* _WRITTEN REQUEST_: Select, from the data, each line where "this" occurs.

* _RECORD SET_:
START

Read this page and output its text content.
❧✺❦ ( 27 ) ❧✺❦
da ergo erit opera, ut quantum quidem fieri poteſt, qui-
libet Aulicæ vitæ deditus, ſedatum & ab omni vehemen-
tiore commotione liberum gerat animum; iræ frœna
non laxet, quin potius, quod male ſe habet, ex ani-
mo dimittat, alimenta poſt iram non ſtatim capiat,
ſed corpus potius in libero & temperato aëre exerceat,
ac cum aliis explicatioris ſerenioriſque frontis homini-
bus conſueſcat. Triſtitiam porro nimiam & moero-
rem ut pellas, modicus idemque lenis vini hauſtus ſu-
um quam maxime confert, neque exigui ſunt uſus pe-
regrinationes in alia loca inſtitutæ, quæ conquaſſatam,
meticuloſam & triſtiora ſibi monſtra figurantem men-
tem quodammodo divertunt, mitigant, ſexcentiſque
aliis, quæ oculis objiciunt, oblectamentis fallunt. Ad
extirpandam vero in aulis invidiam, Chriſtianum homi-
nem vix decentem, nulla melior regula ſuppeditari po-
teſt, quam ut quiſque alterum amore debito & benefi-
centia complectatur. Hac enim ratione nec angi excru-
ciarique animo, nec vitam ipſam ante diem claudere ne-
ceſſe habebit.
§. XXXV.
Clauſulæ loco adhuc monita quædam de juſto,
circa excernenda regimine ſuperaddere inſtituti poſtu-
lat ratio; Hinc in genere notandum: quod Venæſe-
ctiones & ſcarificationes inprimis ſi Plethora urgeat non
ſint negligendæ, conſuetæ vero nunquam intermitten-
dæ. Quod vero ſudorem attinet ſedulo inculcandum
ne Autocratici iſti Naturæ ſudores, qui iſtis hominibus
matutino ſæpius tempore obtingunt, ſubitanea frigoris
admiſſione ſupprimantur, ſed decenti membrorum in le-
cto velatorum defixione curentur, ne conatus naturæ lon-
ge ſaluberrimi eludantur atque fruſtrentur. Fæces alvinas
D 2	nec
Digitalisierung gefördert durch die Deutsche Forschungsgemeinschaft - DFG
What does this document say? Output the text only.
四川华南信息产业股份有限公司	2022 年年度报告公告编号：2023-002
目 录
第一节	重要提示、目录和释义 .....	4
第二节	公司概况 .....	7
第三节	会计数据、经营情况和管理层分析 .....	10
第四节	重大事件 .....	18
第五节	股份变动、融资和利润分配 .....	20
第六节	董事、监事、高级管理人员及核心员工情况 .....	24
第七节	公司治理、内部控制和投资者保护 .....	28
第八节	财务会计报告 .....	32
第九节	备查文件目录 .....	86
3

END

* _OUTPUT BELOW_:
Read this page and output its text content.
What does this document say? Output the text only.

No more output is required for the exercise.